**PROVIDED INFORMATION**
___
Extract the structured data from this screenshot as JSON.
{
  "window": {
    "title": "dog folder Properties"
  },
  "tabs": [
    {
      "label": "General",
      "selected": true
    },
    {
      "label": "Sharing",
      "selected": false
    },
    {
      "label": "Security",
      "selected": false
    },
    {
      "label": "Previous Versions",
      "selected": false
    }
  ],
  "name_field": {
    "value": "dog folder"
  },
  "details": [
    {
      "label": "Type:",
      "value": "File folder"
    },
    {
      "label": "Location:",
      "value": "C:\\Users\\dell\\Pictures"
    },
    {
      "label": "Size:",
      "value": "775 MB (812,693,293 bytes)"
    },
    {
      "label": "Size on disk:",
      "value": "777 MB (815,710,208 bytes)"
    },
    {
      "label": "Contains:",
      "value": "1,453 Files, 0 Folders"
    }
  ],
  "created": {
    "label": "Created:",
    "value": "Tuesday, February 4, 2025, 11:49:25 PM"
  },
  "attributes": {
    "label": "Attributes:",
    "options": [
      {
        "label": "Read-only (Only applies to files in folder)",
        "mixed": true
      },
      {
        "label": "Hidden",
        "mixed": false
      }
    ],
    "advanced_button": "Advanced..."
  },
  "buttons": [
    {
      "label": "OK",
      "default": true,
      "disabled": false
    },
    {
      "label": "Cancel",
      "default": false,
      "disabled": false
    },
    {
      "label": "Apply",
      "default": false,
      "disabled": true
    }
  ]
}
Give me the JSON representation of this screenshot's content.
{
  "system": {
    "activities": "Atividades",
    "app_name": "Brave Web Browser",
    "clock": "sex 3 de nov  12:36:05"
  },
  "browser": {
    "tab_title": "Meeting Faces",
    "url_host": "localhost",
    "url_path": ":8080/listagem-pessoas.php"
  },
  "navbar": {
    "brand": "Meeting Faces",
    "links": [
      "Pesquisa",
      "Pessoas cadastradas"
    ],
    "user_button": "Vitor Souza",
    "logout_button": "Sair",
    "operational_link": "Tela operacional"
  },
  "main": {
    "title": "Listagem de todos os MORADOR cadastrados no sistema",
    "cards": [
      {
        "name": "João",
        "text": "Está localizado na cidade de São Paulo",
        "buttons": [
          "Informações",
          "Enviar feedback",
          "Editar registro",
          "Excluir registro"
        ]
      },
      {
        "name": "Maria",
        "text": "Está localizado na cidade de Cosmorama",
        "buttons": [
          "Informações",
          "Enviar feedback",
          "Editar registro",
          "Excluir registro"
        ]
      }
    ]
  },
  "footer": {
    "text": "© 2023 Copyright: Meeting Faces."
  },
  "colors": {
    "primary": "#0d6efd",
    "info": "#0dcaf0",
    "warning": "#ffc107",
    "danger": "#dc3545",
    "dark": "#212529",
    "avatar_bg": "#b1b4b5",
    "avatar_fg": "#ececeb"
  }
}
___
**THE EXERCISE**
Sift the material for lines with the string "Está". Copy each one found.

**COMPLETE OUTPUT**
        "text": "Está localizado na cidade de São Paulo",
        "text": "Está localizado na cidade de Cosmorama",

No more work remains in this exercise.